Stored data entries:
==============================

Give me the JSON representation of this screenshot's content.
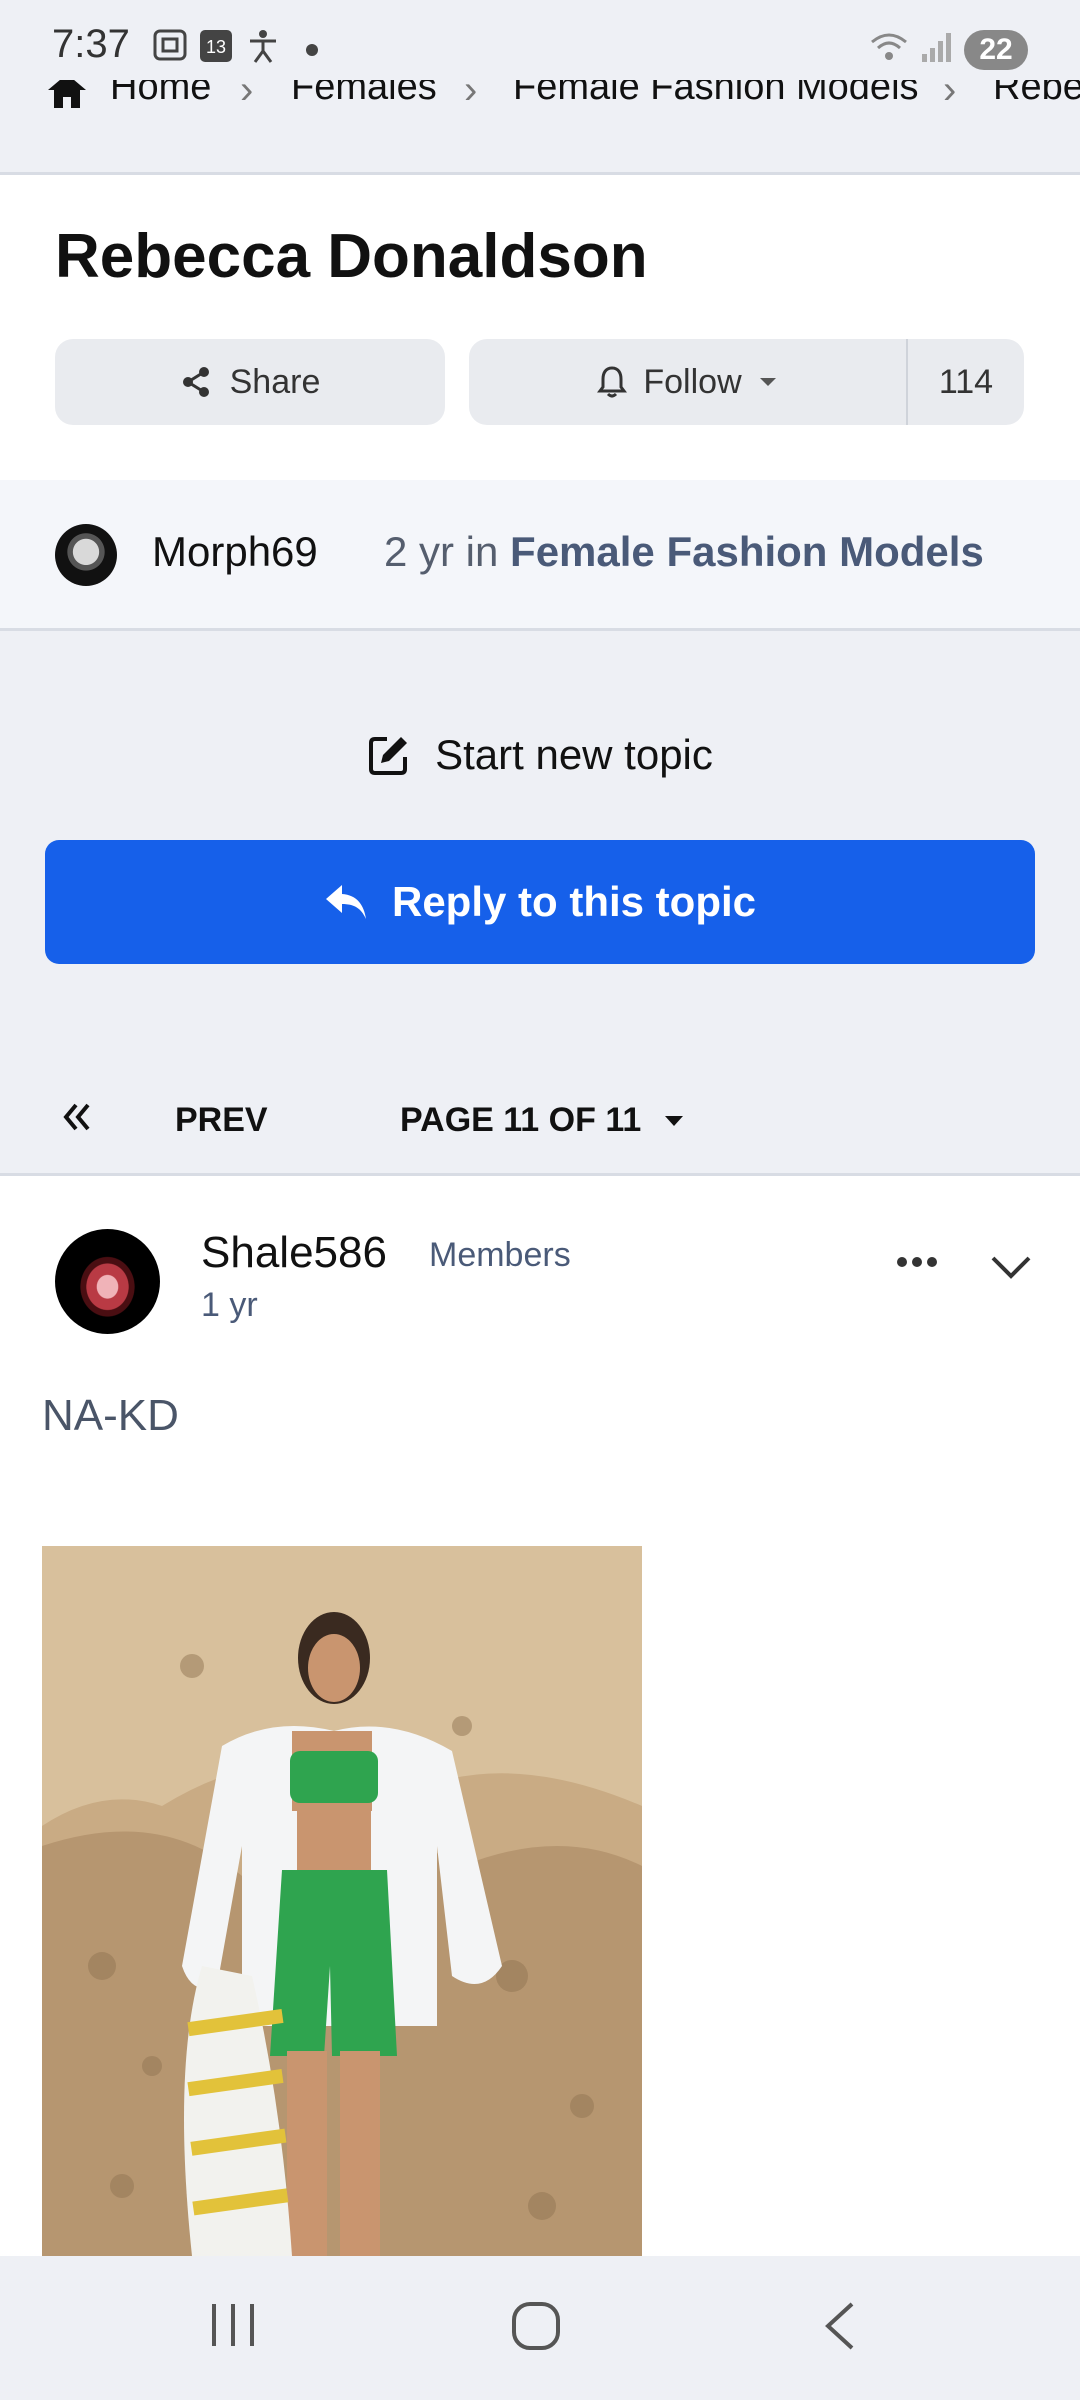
{
  "status": {
    "time": "7:37",
    "calendar_day": "13",
    "battery": "22"
  },
  "breadcrumb": [
    "Home",
    "Females",
    "Female Fashion Models",
    "Rebe"
  ],
  "topic": {
    "title": "Rebecca Donaldson",
    "share_label": "Share",
    "follow_label": "Follow",
    "follow_count": "114"
  },
  "author_bar": {
    "author": "Morph69",
    "time_prefix": "2 yr in",
    "forum": "Female Fashion Models"
  },
  "actions": {
    "start_topic": "Start new topic",
    "reply": "Reply to this topic"
  },
  "pager": {
    "prev": "PREV",
    "pages": "PAGE 11 OF 11"
  },
  "post": {
    "author": "Shale586",
    "group": "Members",
    "age": "1 yr",
    "content": "NA-KD"
  },
  "icons": {
    "home": "home-icon",
    "share": "share-icon",
    "bell": "bell-icon",
    "edit": "edit-icon",
    "reply": "reply-icon",
    "first": "double-chevron-left-icon",
    "caret": "caret-down-icon",
    "more": "ellipsis-icon",
    "collapse": "chevron-down-icon"
  },
  "colors": {
    "accent": "#1660ea",
    "page_bg": "#eef0f5",
    "muted": "#4a5a78"
  }
}
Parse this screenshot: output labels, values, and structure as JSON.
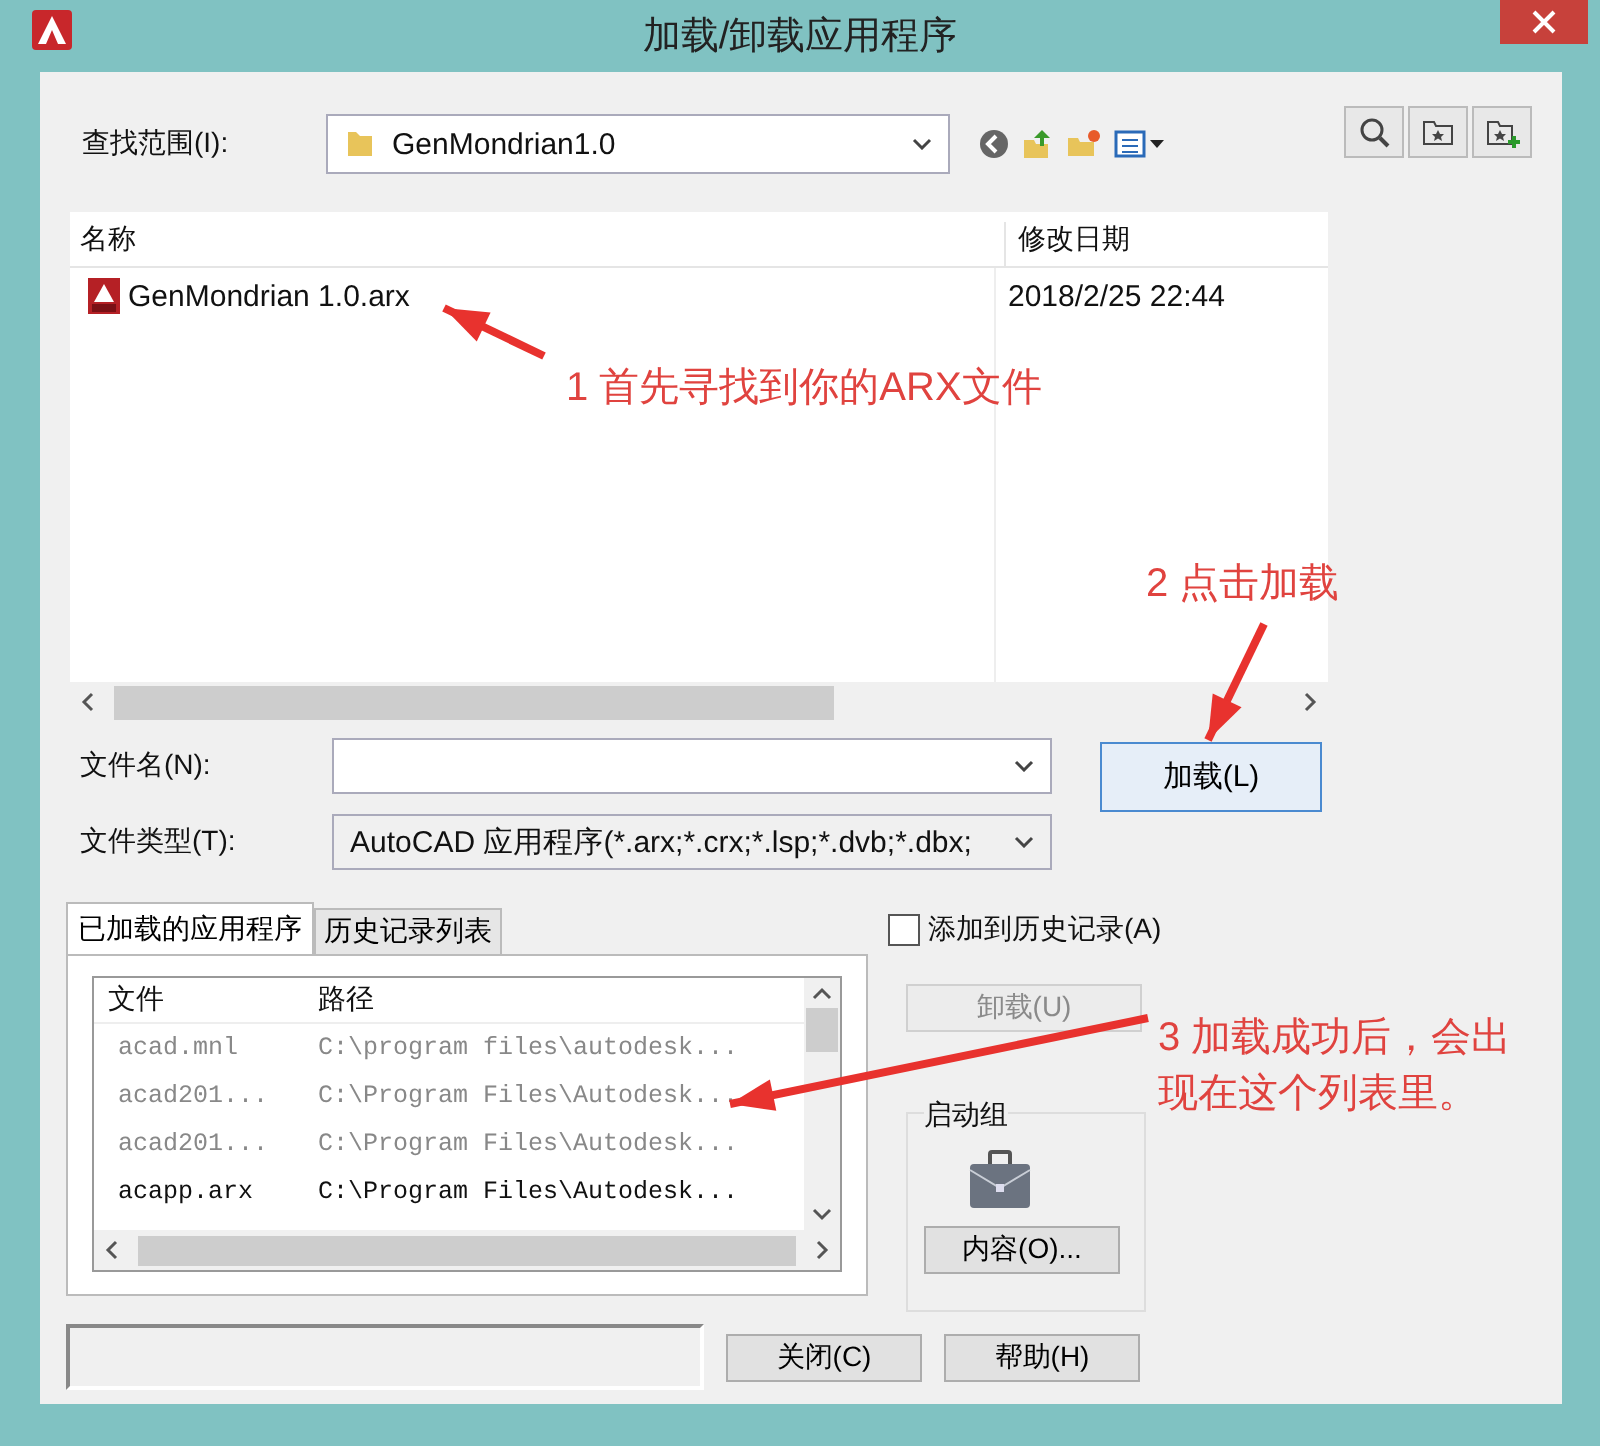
{
  "window": {
    "title": "加载/卸载应用程序"
  },
  "look_in": {
    "label": "查找范围(I):",
    "value": "GenMondrian1.0"
  },
  "file_list": {
    "columns": [
      "名称",
      "修改日期"
    ],
    "rows": [
      {
        "name": "GenMondrian 1.0.arx",
        "modified": "2018/2/25 22:44"
      }
    ]
  },
  "file_name": {
    "label": "文件名(N):"
  },
  "file_type": {
    "label": "文件类型(T):",
    "value": "AutoCAD 应用程序(*.arx;*.crx;*.lsp;*.dvb;*.dbx;"
  },
  "load_button": "加载(L)",
  "tabs": [
    {
      "label": "已加载的应用程序",
      "selected": true
    },
    {
      "label": "历史记录列表",
      "selected": false
    }
  ],
  "loaded_apps": {
    "columns": [
      "文件",
      "路径"
    ],
    "rows": [
      {
        "file": "acad.mnl",
        "path": "C:\\program files\\autodesk...",
        "dimmed": true
      },
      {
        "file": "acad201...",
        "path": "C:\\Program Files\\Autodesk...",
        "dimmed": true
      },
      {
        "file": "acad201...",
        "path": "C:\\Program Files\\Autodesk...",
        "dimmed": true
      },
      {
        "file": "acapp.arx",
        "path": "C:\\Program Files\\Autodesk...",
        "dimmed": false
      }
    ]
  },
  "add_to_history": {
    "label": "添加到历史记录(A)",
    "checked": false
  },
  "unload_button": {
    "label": "卸载(U)",
    "disabled": true
  },
  "startup_suite": {
    "title": "启动组",
    "button": "内容(O)..."
  },
  "buttons": [
    "关闭(C)",
    "帮助(H)"
  ],
  "annotations": [
    {
      "text": "1 首先寻找到你的ARX文件"
    },
    {
      "text": "2 点击加载"
    },
    {
      "text": "3 加载成功后，会出现在这个列表里。"
    }
  ]
}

==============================

Written request:
Without including any picture, repeat the data exactly.

Answer to the task:
Give me the JSON representation of this screenshot's content.
{
  "status": {
    "time": "7:37",
    "calendar_day": "13",
    "battery": "22"
  },
  "breadcrumb": [
    "Home",
    "Females",
    "Female Fashion Models",
    "Rebe"
  ],
  "topic": {
    "title": "Rebecca Donaldson",
    "share_label": "Share",
    "follow_label": "Follow",
    "follow_count": "114"
  },
  "author_bar": {
    "author": "Morph69",
    "time_prefix": "2 yr in",
    "forum": "Female Fashion Models"
  },
  "actions": {
    "start_topic": "Start new topic",
    "reply": "Reply to this topic"
  },
  "pager": {
    "prev": "PREV",
    "pages": "PAGE 11 OF 11"
  },
  "post": {
    "author": "Shale586",
    "group": "Members",
    "age": "1 yr",
    "content": "NA-KD"
  },
  "icons": {
    "home": "home-icon",
    "share": "share-icon",
    "bell": "bell-icon",
    "edit": "edit-icon",
    "reply": "reply-icon",
    "first": "double-chevron-left-icon",
    "caret": "caret-down-icon",
    "more": "ellipsis-icon",
    "collapse": "chevron-down-icon"
  },
  "colors": {
    "accent": "#1660ea",
    "page_bg": "#eef0f5",
    "muted": "#4a5a78"
  }
}
Parse this screenshot: output labels, values, and structure as JSON.
{
  "window": {
    "title": "加载/卸载应用程序"
  },
  "look_in": {
    "label": "查找范围(I):",
    "value": "GenMondrian1.0"
  },
  "file_list": {
    "columns": [
      "名称",
      "修改日期"
    ],
    "rows": [
      {
        "name": "GenMondrian 1.0.arx",
        "modified": "2018/2/25 22:44"
      }
    ]
  },
  "file_name": {
    "label": "文件名(N):"
  },
  "file_type": {
    "label": "文件类型(T):",
    "value": "AutoCAD 应用程序(*.arx;*.crx;*.lsp;*.dvb;*.dbx;"
  },
  "load_button": "加载(L)",
  "tabs": [
    {
      "label": "已加载的应用程序",
      "selected": true
    },
    {
      "label": "历史记录列表",
      "selected": false
    }
  ],
  "loaded_apps": {
    "columns": [
      "文件",
      "路径"
    ],
    "rows": [
      {
        "file": "acad.mnl",
        "path": "C:\\program files\\autodesk...",
        "dimmed": true
      },
      {
        "file": "acad201...",
        "path": "C:\\Program Files\\Autodesk...",
        "dimmed": true
      },
      {
        "file": "acad201...",
        "path": "C:\\Program Files\\Autodesk...",
        "dimmed": true
      },
      {
        "file": "acapp.arx",
        "path": "C:\\Program Files\\Autodesk...",
        "dimmed": false
      }
    ]
  },
  "add_to_history": {
    "label": "添加到历史记录(A)",
    "checked": false
  },
  "unload_button": {
    "label": "卸载(U)",
    "disabled": true
  },
  "startup_suite": {
    "title": "启动组",
    "button": "内容(O)..."
  },
  "buttons": [
    "关闭(C)",
    "帮助(H)"
  ],
  "annotations": [
    {
      "text": "1 首先寻找到你的ARX文件"
    },
    {
      "text": "2 点击加载"
    },
    {
      "text": "3 加载成功后，会出现在这个列表里。"
    }
  ]
}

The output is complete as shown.